[Records excerpted from a collection]
begin

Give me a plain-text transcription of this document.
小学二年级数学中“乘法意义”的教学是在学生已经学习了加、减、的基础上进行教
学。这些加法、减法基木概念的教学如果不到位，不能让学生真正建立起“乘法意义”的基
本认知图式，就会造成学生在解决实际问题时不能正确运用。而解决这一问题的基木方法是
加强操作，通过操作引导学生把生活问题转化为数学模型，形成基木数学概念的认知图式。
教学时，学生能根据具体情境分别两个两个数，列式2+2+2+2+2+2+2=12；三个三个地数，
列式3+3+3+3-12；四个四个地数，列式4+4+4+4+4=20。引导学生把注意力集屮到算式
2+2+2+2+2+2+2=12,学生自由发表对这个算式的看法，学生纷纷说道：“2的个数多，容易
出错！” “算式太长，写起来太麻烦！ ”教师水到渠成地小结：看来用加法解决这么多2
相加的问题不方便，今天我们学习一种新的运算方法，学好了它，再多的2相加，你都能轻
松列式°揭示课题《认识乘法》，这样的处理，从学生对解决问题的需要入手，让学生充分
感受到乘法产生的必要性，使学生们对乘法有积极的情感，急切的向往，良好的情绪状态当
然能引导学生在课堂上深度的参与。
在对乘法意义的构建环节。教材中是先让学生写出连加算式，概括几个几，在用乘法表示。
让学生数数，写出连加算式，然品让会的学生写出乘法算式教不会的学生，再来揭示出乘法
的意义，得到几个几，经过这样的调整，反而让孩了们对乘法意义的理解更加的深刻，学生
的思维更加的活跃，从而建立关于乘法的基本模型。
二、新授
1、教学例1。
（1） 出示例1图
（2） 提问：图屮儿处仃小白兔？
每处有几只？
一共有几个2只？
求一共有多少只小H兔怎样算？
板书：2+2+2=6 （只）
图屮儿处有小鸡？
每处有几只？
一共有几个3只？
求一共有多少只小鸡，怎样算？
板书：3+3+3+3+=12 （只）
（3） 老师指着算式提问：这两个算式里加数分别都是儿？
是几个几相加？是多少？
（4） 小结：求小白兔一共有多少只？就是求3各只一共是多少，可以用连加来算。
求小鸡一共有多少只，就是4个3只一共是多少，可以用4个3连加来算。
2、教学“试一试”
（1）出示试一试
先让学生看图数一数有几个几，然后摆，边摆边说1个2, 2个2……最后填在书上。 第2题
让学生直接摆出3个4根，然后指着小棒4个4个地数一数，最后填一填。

end

What is needed
Restate every record exactly, leaving nothing out.

Task answer
Give me a plain-text transcription of this document.
小学二年级数学中“乘法意义”的教学是在学生已经学习了加、减、的基础上进行教
学。这些加法、减法基木概念的教学如果不到位，不能让学生真正建立起“乘法意义”的基
本认知图式，就会造成学生在解决实际问题时不能正确运用。而解决这一问题的基木方法是
加强操作，通过操作引导学生把生活问题转化为数学模型，形成基木数学概念的认知图式。
教学时，学生能根据具体情境分别两个两个数，列式2+2+2+2+2+2+2=12；三个三个地数，
列式3+3+3+3-12；四个四个地数，列式4+4+4+4+4=20。引导学生把注意力集屮到算式
2+2+2+2+2+2+2=12,学生自由发表对这个算式的看法，学生纷纷说道：“2的个数多，容易
出错！” “算式太长，写起来太麻烦！ ”教师水到渠成地小结：看来用加法解决这么多2
相加的问题不方便，今天我们学习一种新的运算方法，学好了它，再多的2相加，你都能轻
松列式°揭示课题《认识乘法》，这样的处理，从学生对解决问题的需要入手，让学生充分
感受到乘法产生的必要性，使学生们对乘法有积极的情感，急切的向往，良好的情绪状态当
然能引导学生在课堂上深度的参与。
在对乘法意义的构建环节。教材中是先让学生写出连加算式，概括几个几，在用乘法表示。
让学生数数，写出连加算式，然品让会的学生写出乘法算式教不会的学生，再来揭示出乘法
的意义，得到几个几，经过这样的调整，反而让孩了们对乘法意义的理解更加的深刻，学生
的思维更加的活跃，从而建立关于乘法的基本模型。
二、新授
1、教学例1。
（1） 出示例1图
（2） 提问：图屮儿处仃小白兔？
每处有几只？
一共有几个2只？
求一共有多少只小H兔怎样算？
板书：2+2+2=6 （只）
图屮儿处有小鸡？
每处有几只？
一共有几个3只？
求一共有多少只小鸡，怎样算？
板书：3+3+3+3+=12 （只）
（3） 老师指着算式提问：这两个算式里加数分别都是儿？
是几个几相加？是多少？
（4） 小结：求小白兔一共有多少只？就是求3各只一共是多少，可以用连加来算。
求小鸡一共有多少只，就是4个3只一共是多少，可以用4个3连加来算。
2、教学“试一试”
（1）出示试一试
先让学生看图数一数有几个几，然后摆，边摆边说1个2, 2个2……最后填在书上。 第2题
让学生直接摆出3个4根，然后指着小棒4个4个地数一数，最后填一填。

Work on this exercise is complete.